(Collected data entries)
— BEGIN —

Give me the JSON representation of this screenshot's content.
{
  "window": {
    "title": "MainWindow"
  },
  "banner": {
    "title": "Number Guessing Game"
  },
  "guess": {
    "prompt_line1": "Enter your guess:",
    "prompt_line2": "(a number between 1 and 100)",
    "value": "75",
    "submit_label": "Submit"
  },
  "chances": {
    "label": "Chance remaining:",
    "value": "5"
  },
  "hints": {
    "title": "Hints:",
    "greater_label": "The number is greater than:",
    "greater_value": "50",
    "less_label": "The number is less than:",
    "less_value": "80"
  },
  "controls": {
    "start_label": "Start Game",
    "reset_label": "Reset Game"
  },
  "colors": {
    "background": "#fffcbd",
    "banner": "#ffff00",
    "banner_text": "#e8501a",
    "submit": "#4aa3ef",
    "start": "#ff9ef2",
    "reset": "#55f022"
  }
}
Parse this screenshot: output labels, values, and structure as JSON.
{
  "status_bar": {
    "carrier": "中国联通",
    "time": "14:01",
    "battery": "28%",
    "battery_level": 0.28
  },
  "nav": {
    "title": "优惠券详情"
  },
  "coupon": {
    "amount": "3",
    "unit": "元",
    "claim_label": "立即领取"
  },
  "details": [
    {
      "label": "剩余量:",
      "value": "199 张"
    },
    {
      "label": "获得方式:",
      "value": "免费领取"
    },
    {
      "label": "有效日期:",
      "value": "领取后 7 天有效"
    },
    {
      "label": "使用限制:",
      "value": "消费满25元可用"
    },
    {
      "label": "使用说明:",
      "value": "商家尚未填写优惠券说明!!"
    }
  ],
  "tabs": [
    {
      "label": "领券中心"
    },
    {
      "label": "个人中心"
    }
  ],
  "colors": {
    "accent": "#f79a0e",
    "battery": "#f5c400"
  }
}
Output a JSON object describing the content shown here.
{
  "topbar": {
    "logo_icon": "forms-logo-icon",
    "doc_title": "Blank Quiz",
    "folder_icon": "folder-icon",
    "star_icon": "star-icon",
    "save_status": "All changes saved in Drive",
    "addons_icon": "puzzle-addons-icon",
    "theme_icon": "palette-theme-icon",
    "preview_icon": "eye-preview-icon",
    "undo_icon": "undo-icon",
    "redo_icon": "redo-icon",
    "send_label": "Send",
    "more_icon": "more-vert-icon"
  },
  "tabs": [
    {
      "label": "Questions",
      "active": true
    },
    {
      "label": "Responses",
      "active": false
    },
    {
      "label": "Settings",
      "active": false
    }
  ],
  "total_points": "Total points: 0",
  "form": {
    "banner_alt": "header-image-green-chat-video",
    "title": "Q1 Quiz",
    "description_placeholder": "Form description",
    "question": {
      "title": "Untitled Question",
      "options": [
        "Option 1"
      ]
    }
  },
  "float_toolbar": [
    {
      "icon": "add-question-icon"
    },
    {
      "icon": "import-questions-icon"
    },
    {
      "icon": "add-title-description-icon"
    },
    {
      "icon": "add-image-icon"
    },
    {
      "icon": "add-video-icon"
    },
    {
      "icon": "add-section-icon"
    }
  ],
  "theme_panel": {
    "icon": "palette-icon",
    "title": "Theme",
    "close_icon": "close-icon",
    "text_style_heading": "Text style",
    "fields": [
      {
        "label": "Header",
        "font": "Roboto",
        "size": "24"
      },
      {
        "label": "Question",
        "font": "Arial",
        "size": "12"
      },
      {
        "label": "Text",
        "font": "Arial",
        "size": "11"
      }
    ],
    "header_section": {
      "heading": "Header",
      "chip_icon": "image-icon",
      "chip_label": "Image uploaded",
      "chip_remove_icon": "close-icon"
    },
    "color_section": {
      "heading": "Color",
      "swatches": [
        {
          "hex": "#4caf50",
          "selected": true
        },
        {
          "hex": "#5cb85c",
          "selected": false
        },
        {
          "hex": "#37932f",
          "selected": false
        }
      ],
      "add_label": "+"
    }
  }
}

— END —

▶ _Required work_
In the entries above, count each line with "description"; reply with the total only.

▶ _Written response_
2